## Given information

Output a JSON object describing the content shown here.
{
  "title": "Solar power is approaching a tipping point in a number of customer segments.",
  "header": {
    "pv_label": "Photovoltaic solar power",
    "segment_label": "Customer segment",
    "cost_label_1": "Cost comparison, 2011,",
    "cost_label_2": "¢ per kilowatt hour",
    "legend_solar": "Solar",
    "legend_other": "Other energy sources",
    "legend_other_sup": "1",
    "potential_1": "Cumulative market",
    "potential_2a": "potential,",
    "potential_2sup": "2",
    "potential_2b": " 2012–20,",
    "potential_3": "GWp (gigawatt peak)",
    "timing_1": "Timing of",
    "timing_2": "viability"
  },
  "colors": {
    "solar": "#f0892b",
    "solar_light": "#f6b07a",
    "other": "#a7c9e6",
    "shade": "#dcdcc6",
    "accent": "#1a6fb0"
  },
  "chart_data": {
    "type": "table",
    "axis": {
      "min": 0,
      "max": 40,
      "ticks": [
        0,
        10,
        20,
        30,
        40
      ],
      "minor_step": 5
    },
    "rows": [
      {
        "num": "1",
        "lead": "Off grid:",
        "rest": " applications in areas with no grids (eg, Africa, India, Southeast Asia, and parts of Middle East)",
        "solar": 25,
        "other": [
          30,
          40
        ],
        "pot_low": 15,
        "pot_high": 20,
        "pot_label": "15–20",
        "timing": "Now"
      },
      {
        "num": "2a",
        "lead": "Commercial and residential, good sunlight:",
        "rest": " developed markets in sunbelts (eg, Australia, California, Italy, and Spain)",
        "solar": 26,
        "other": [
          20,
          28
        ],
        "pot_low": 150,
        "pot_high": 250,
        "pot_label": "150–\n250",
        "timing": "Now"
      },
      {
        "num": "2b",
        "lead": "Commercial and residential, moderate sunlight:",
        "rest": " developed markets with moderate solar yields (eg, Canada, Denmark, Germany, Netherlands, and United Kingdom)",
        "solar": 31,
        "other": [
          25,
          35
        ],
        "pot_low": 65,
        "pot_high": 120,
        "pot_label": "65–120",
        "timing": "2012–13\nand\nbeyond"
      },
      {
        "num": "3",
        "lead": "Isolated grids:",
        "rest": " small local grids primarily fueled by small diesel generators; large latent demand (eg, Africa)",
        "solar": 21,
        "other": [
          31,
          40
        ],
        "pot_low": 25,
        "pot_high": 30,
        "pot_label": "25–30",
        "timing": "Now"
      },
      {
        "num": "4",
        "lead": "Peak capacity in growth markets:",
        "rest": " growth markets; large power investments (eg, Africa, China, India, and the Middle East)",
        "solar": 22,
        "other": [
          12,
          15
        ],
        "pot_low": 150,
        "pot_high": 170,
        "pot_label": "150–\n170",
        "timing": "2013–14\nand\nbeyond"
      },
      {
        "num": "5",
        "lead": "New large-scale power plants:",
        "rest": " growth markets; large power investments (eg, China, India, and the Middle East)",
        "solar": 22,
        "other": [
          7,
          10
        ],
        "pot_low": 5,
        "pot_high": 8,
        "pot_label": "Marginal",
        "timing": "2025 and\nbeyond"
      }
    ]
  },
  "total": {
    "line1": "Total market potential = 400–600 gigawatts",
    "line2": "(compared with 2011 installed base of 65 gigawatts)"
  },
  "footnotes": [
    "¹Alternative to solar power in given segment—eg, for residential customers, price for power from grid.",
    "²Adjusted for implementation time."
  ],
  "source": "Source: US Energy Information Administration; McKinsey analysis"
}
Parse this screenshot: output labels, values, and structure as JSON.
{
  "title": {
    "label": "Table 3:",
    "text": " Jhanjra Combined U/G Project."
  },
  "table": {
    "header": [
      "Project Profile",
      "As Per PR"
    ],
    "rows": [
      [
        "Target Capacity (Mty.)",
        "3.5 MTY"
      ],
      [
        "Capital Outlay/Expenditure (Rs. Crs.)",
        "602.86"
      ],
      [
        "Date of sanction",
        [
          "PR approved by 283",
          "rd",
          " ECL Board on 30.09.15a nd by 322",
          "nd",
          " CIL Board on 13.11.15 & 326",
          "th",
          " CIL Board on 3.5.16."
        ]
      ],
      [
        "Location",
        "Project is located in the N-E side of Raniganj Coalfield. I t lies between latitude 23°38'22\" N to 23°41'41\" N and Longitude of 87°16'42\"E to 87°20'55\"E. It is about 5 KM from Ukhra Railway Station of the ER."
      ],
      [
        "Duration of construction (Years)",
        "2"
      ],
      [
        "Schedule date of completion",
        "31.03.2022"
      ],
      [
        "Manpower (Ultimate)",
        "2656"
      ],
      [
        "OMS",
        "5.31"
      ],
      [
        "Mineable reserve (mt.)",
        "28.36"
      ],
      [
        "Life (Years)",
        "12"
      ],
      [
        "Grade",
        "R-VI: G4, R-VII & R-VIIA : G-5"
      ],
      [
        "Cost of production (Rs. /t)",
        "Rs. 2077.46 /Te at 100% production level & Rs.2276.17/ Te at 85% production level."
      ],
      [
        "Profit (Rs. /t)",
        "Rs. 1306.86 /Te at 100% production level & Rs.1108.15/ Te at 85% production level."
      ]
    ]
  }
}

## Directions
Every record shown above should be written out again exactly.

## Result for this exercise
Output a JSON object describing the content shown here.
{
  "title": "Solar power is approaching a tipping point in a number of customer segments.",
  "header": {
    "pv_label": "Photovoltaic solar power",
    "segment_label": "Customer segment",
    "cost_label_1": "Cost comparison, 2011,",
    "cost_label_2": "¢ per kilowatt hour",
    "legend_solar": "Solar",
    "legend_other": "Other energy sources",
    "legend_other_sup": "1",
    "potential_1": "Cumulative market",
    "potential_2a": "potential,",
    "potential_2sup": "2",
    "potential_2b": " 2012–20,",
    "potential_3": "GWp (gigawatt peak)",
    "timing_1": "Timing of",
    "timing_2": "viability"
  },
  "colors": {
    "solar": "#f0892b",
    "solar_light": "#f6b07a",
    "other": "#a7c9e6",
    "shade": "#dcdcc6",
    "accent": "#1a6fb0"
  },
  "chart_data": {
    "type": "table",
    "axis": {
      "min": 0,
      "max": 40,
      "ticks": [
        0,
        10,
        20,
        30,
        40
      ],
      "minor_step": 5
    },
    "rows": [
      {
        "num": "1",
        "lead": "Off grid:",
        "rest": " applications in areas with no grids (eg, Africa, India, Southeast Asia, and parts of Middle East)",
        "solar": 25,
        "other": [
          30,
          40
        ],
        "pot_low": 15,
        "pot_high": 20,
        "pot_label": "15–20",
        "timing": "Now"
      },
      {
        "num": "2a",
        "lead": "Commercial and residential, good sunlight:",
        "rest": " developed markets in sunbelts (eg, Australia, California, Italy, and Spain)",
        "solar": 26,
        "other": [
          20,
          28
        ],
        "pot_low": 150,
        "pot_high": 250,
        "pot_label": "150–\n250",
        "timing": "Now"
      },
      {
        "num": "2b",
        "lead": "Commercial and residential, moderate sunlight:",
        "rest": " developed markets with moderate solar yields (eg, Canada, Denmark, Germany, Netherlands, and United Kingdom)",
        "solar": 31,
        "other": [
          25,
          35
        ],
        "pot_low": 65,
        "pot_high": 120,
        "pot_label": "65–120",
        "timing": "2012–13\nand\nbeyond"
      },
      {
        "num": "3",
        "lead": "Isolated grids:",
        "rest": " small local grids primarily fueled by small diesel generators; large latent demand (eg, Africa)",
        "solar": 21,
        "other": [
          31,
          40
        ],
        "pot_low": 25,
        "pot_high": 30,
        "pot_label": "25–30",
        "timing": "Now"
      },
      {
        "num": "4",
        "lead": "Peak capacity in growth markets:",
        "rest": " growth markets; large power investments (eg, Africa, China, India, and the Middle East)",
        "solar": 22,
        "other": [
          12,
          15
        ],
        "pot_low": 150,
        "pot_high": 170,
        "pot_label": "150–\n170",
        "timing": "2013–14\nand\nbeyond"
      },
      {
        "num": "5",
        "lead": "New large-scale power plants:",
        "rest": " growth markets; large power investments (eg, China, India, and the Middle East)",
        "solar": 22,
        "other": [
          7,
          10
        ],
        "pot_low": 5,
        "pot_high": 8,
        "pot_label": "Marginal",
        "timing": "2025 and\nbeyond"
      }
    ]
  },
  "total": {
    "line1": "Total market potential = 400–600 gigawatts",
    "line2": "(compared with 2011 installed base of 65 gigawatts)"
  },
  "footnotes": [
    "¹Alternative to solar power in given segment—eg, for residential customers, price for power from grid.",
    "²Adjusted for implementation time."
  ],
  "source": "Source: US Energy Information Administration; McKinsey analysis"
}
Parse this screenshot: output labels, values, and structure as JSON.
{
  "title": {
    "label": "Table 3:",
    "text": " Jhanjra Combined U/G Project."
  },
  "table": {
    "header": [
      "Project Profile",
      "As Per PR"
    ],
    "rows": [
      [
        "Target Capacity (Mty.)",
        "3.5 MTY"
      ],
      [
        "Capital Outlay/Expenditure (Rs. Crs.)",
        "602.86"
      ],
      [
        "Date of sanction",
        [
          "PR approved by 283",
          "rd",
          " ECL Board on 30.09.15a nd by 322",
          "nd",
          " CIL Board on 13.11.15 & 326",
          "th",
          " CIL Board on 3.5.16."
        ]
      ],
      [
        "Location",
        "Project is located in the N-E side of Raniganj Coalfield. I t lies between latitude 23°38'22\" N to 23°41'41\" N and Longitude of 87°16'42\"E to 87°20'55\"E. It is about 5 KM from Ukhra Railway Station of the ER."
      ],
      [
        "Duration of construction (Years)",
        "2"
      ],
      [
        "Schedule date of completion",
        "31.03.2022"
      ],
      [
        "Manpower (Ultimate)",
        "2656"
      ],
      [
        "OMS",
        "5.31"
      ],
      [
        "Mineable reserve (mt.)",
        "28.36"
      ],
      [
        "Life (Years)",
        "12"
      ],
      [
        "Grade",
        "R-VI: G4, R-VII & R-VIIA : G-5"
      ],
      [
        "Cost of production (Rs. /t)",
        "Rs. 2077.46 /Te at 100% production level & Rs.2276.17/ Te at 85% production level."
      ],
      [
        "Profit (Rs. /t)",
        "Rs. 1306.86 /Te at 100% production level & Rs.1108.15/ Te at 85% production level."
      ]
    ]
  }
}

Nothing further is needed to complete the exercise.